##### DATASET EXTRACT #####
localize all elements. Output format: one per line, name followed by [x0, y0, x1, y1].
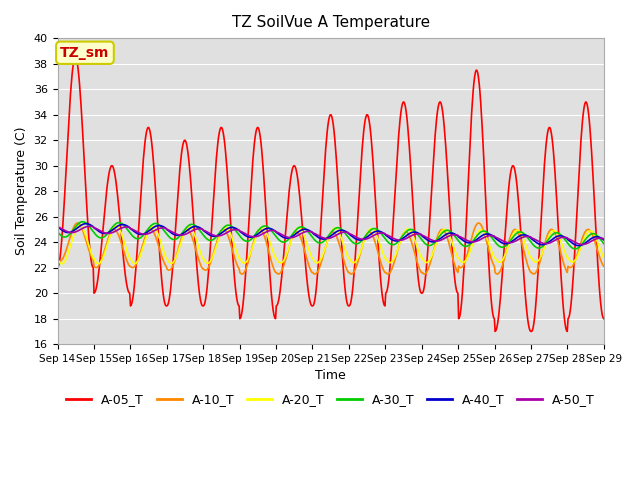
A-30_T [205, 237, 212, 243]
A-40_T [398, 236, 406, 242]
A-05_T [120, 264, 128, 270]
Line: A-20_T: A-20_T [58, 226, 604, 264]
A-40_T [575, 243, 582, 249]
A-10_T [176, 240, 184, 246]
A-30_T [414, 231, 422, 237]
A-05_T [492, 328, 499, 334]
Line: A-40_T: A-40_T [58, 224, 604, 246]
X-axis label: Time: Time [316, 370, 346, 383]
A-20_T [600, 255, 607, 261]
A-30_T [571, 246, 579, 252]
A-20_T [415, 248, 422, 253]
Y-axis label: Soil Temperature (C): Soil Temperature (C) [15, 127, 28, 255]
A-20_T [122, 242, 129, 248]
A-50_T [120, 224, 128, 230]
A-30_T [79, 219, 86, 225]
Line: A-30_T: A-30_T [58, 222, 604, 249]
Line: A-10_T: A-10_T [58, 223, 604, 274]
A-40_T [83, 221, 90, 227]
Text: TZ_sm: TZ_sm [60, 46, 109, 60]
A-05_T [600, 316, 607, 322]
A-10_T [205, 264, 212, 270]
A-40_T [54, 224, 61, 229]
A-50_T [176, 232, 184, 238]
A-05_T [71, 55, 79, 60]
A-10_T [54, 257, 61, 263]
A-50_T [600, 236, 607, 241]
A-10_T [415, 263, 422, 269]
A-40_T [600, 237, 607, 243]
A-30_T [176, 233, 184, 239]
A-20_T [58, 261, 66, 267]
A-50_T [579, 241, 586, 247]
A-30_T [398, 234, 406, 240]
Legend: A-05_T, A-10_T, A-20_T, A-30_T, A-40_T, A-50_T: A-05_T, A-10_T, A-20_T, A-30_T, A-40_T, … [61, 388, 600, 411]
A-10_T [275, 271, 282, 277]
Line: A-05_T: A-05_T [58, 58, 604, 331]
Line: A-50_T: A-50_T [58, 226, 604, 244]
A-30_T [120, 223, 128, 228]
A-05_T [398, 104, 406, 110]
A-20_T [399, 233, 406, 239]
A-20_T [177, 240, 184, 246]
A-05_T [176, 167, 184, 172]
A-05_T [205, 267, 212, 273]
A-50_T [63, 229, 71, 235]
A-50_T [414, 231, 422, 237]
A-50_T [398, 237, 406, 243]
A-20_T [205, 260, 213, 265]
A-50_T [54, 224, 61, 230]
A-20_T [54, 256, 61, 262]
A-05_T [63, 142, 71, 148]
A-30_T [63, 233, 71, 239]
A-50_T [205, 230, 212, 236]
A-40_T [176, 232, 184, 238]
A-10_T [74, 220, 81, 226]
A-20_T [65, 250, 72, 256]
A-20_T [76, 223, 83, 228]
A-40_T [205, 231, 212, 237]
Title: TZ SoilVue A Temperature: TZ SoilVue A Temperature [232, 15, 429, 30]
A-10_T [63, 243, 71, 249]
A-30_T [600, 241, 607, 247]
A-10_T [600, 264, 607, 269]
A-40_T [63, 229, 71, 235]
A-10_T [399, 232, 406, 238]
A-50_T [86, 223, 93, 229]
A-05_T [54, 265, 61, 271]
A-30_T [54, 229, 61, 235]
A-40_T [414, 230, 422, 236]
A-40_T [120, 222, 128, 228]
A-05_T [414, 270, 422, 276]
A-10_T [120, 251, 128, 256]
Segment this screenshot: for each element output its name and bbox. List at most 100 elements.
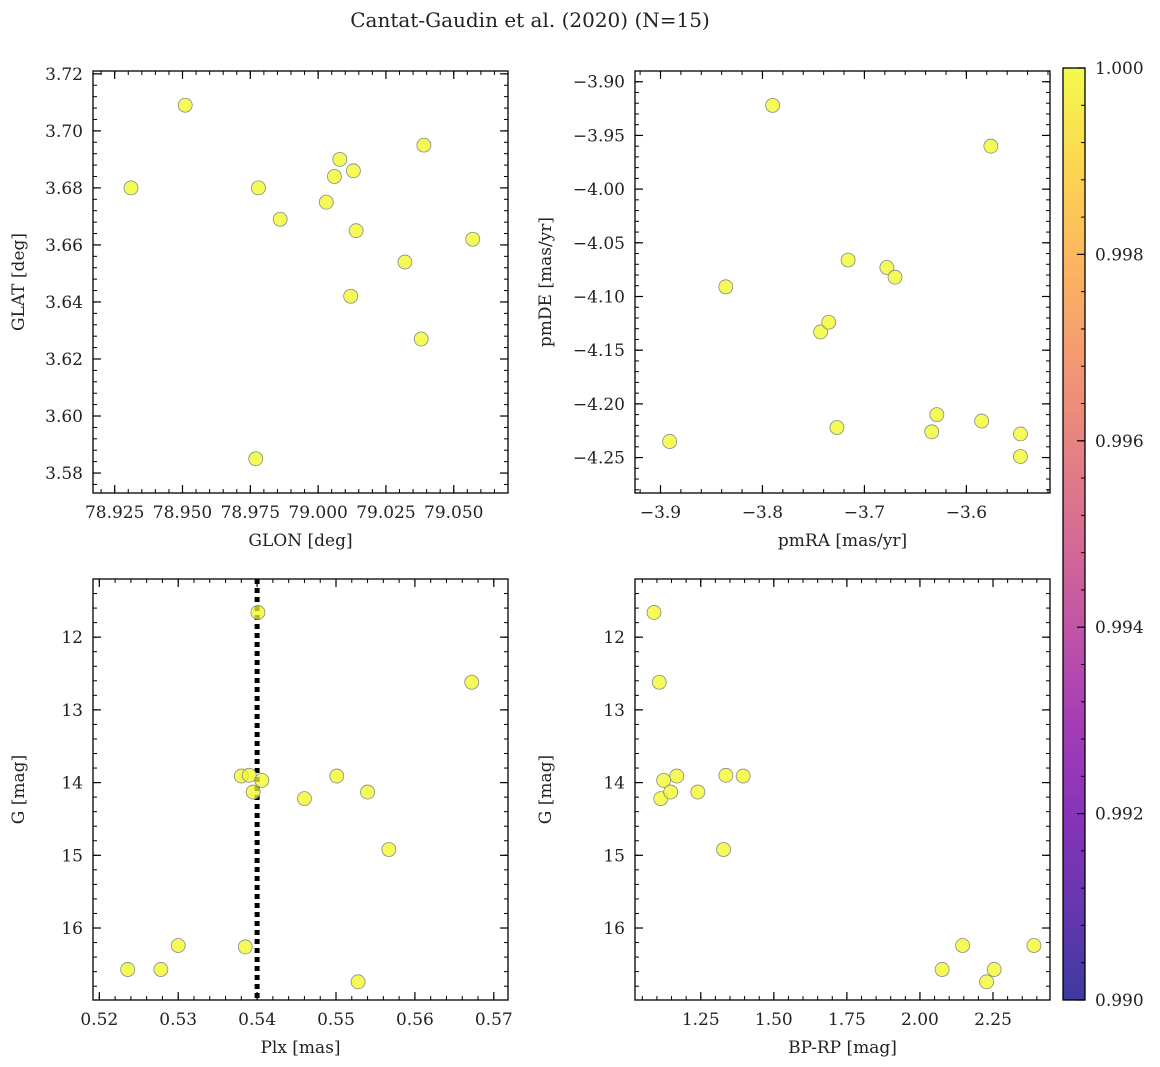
y-tick-label: 3.60 bbox=[45, 407, 83, 427]
scatter-point bbox=[360, 784, 375, 800]
colorbar: 0.990 0.992 0.994 0.996 0.998 1.000 bbox=[1062, 59, 1144, 1011]
scatter-point bbox=[250, 605, 266, 620]
y-tick-label: 15 bbox=[61, 846, 83, 866]
scatter-point bbox=[272, 211, 288, 227]
scatter-point bbox=[879, 260, 895, 275]
y-tick-label: 13 bbox=[603, 701, 625, 721]
scatter-point bbox=[120, 962, 136, 977]
scatter-point bbox=[381, 842, 397, 857]
y-tick-label: −3.95 bbox=[573, 126, 625, 146]
y-axis-label: G [mag] bbox=[536, 755, 556, 824]
scatter-point bbox=[177, 97, 193, 113]
scatter-point bbox=[955, 938, 971, 953]
x-tick-label: −3.9 bbox=[640, 503, 681, 523]
scatter-point bbox=[416, 137, 432, 153]
scatter-point bbox=[153, 962, 169, 977]
scatter-point bbox=[934, 962, 950, 977]
scatter-point bbox=[297, 791, 312, 806]
scatter-point bbox=[974, 413, 990, 429]
scatter-point bbox=[887, 269, 903, 285]
axes-frame bbox=[634, 70, 1051, 494]
colorbar-tick-label: 1.000 bbox=[1095, 59, 1144, 79]
scatter-point bbox=[251, 180, 266, 196]
scatter-point bbox=[329, 768, 345, 784]
scatter-point bbox=[245, 784, 261, 800]
x-tick-label: −3.6 bbox=[946, 503, 987, 523]
scatter-point bbox=[829, 420, 845, 435]
scatter-point bbox=[318, 194, 334, 210]
x-tick-label: 0.53 bbox=[159, 1010, 197, 1030]
x-tick-label: 78.950 bbox=[153, 503, 212, 523]
y-tick-label: −4.15 bbox=[573, 341, 625, 361]
scatter-point bbox=[840, 252, 856, 268]
y-tick-label: −4.25 bbox=[573, 449, 625, 469]
colorbar-tick-label: 0.994 bbox=[1095, 618, 1144, 638]
scatter-point bbox=[979, 974, 994, 990]
scatter-point bbox=[716, 842, 731, 857]
x-tick-label: 78.925 bbox=[85, 503, 144, 523]
y-tick-label: −4.00 bbox=[573, 180, 625, 200]
scatter-point bbox=[254, 773, 270, 788]
y-tick-label: 3.68 bbox=[45, 179, 83, 199]
scatter-point bbox=[1013, 449, 1028, 464]
scatter-point bbox=[765, 97, 781, 113]
colorbar-tick-label: 0.992 bbox=[1095, 805, 1144, 825]
scatter-point bbox=[332, 151, 348, 167]
panels-group: 78.925 78.950 78.975 79.000 79.025 79.050 3.58… bbox=[9, 65, 1051, 1058]
scatter-point bbox=[397, 254, 413, 270]
x-tick-label: 0.56 bbox=[396, 1010, 434, 1030]
y-tick-label: 12 bbox=[61, 628, 83, 648]
scatter-point bbox=[821, 314, 837, 330]
scatter-point bbox=[1013, 426, 1028, 442]
y-tick-label: 3.70 bbox=[45, 122, 83, 142]
x-tick-label: 0.55 bbox=[317, 1010, 355, 1030]
panel-bottom-right: 1.25 1.50 1.75 2.00 2.25 12 13 14 15 16 BP-RP [mag… bbox=[536, 578, 1051, 1058]
x-tick-label: 1.75 bbox=[828, 1010, 866, 1030]
y-tick-label: 16 bbox=[603, 919, 625, 939]
colorbar-tick-label: 0.990 bbox=[1095, 991, 1144, 1011]
x-tick-label: 79.050 bbox=[424, 503, 483, 523]
scatter-point bbox=[646, 605, 662, 620]
x-tick-label: 78.975 bbox=[221, 503, 280, 523]
y-tick-label: −4.05 bbox=[573, 234, 625, 254]
scatter-point bbox=[656, 773, 672, 788]
x-tick-label: 0.54 bbox=[238, 1010, 276, 1030]
scatter-point bbox=[464, 674, 480, 690]
scatter-point bbox=[669, 768, 685, 784]
scatter-point bbox=[929, 407, 945, 423]
y-tick-label: −4.10 bbox=[573, 287, 625, 307]
panel-top-right: −3.9 −3.8 −3.7 −3.6 −4.25 −4.20 −4.15 −4.10 −4.0… bbox=[536, 70, 1051, 551]
y-tick-label: 3.66 bbox=[45, 236, 83, 256]
scatter-point bbox=[123, 180, 139, 196]
scatter-point bbox=[170, 938, 186, 953]
panel-top-left: 78.925 78.950 78.975 79.000 79.025 79.050 3.58… bbox=[9, 65, 509, 551]
x-tick-label: −3.7 bbox=[844, 503, 885, 523]
scatter-point bbox=[663, 784, 679, 800]
x-tick-label: 79.000 bbox=[288, 503, 347, 523]
y-axis-label: pmDE [mas/yr] bbox=[536, 217, 556, 347]
scatter-point bbox=[413, 331, 429, 347]
y-tick-label: 3.62 bbox=[45, 350, 83, 370]
y-axis-label: GLAT [deg] bbox=[9, 233, 29, 331]
scatter-point bbox=[327, 169, 342, 184]
colorbar-tick-label: 0.998 bbox=[1095, 245, 1144, 265]
axes-frame bbox=[634, 578, 1051, 1001]
colorbar-bar bbox=[1063, 68, 1085, 1000]
y-tick-label: −3.90 bbox=[573, 73, 625, 93]
scatter-point bbox=[983, 138, 999, 154]
y-tick-label: 15 bbox=[603, 846, 625, 866]
x-tick-label: 0.57 bbox=[475, 1010, 513, 1030]
scatter-point bbox=[343, 288, 359, 304]
y-tick-label: 3.72 bbox=[45, 65, 83, 85]
x-axis-label: BP-RP [mag] bbox=[788, 1038, 897, 1058]
scatter-point bbox=[924, 424, 940, 440]
axes-frame bbox=[92, 70, 509, 494]
scatter-point bbox=[241, 767, 257, 783]
x-tick-label: 2.00 bbox=[901, 1010, 939, 1030]
scatter-point bbox=[350, 974, 366, 990]
x-tick-label: 0.52 bbox=[80, 1010, 118, 1030]
y-tick-label: −4.20 bbox=[573, 395, 625, 415]
x-tick-label: −3.8 bbox=[742, 503, 783, 523]
scatter-point bbox=[718, 767, 734, 783]
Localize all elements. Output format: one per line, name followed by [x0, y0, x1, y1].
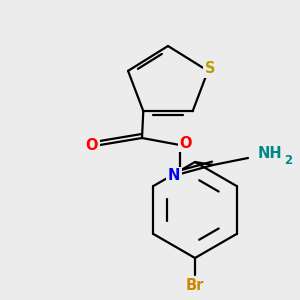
#####
▶ [DIRECTIVE]
Rewrite the rows from the line with "y-tick-label: 3.60 bbox=[45, 407, 83, 427]" up to and including the line with "scatter-point bbox=[120, 962, 136, 977]", switching every "scatter-point" to "data-point" and leaving everything else unchanged.

▶ [EXERCISE ANSWER]
y-tick-label: 3.60 bbox=[45, 407, 83, 427]
data-point bbox=[360, 784, 375, 800]
colorbar: 0.990 0.992 0.994 0.996 0.998 1.000 bbox=[1062, 59, 1144, 1011]
data-point bbox=[250, 605, 266, 620]
y-tick-label: 15 bbox=[61, 846, 83, 866]
data-point bbox=[272, 211, 288, 227]
data-point bbox=[879, 260, 895, 275]
y-tick-label: 13 bbox=[603, 701, 625, 721]
data-point bbox=[120, 962, 136, 977]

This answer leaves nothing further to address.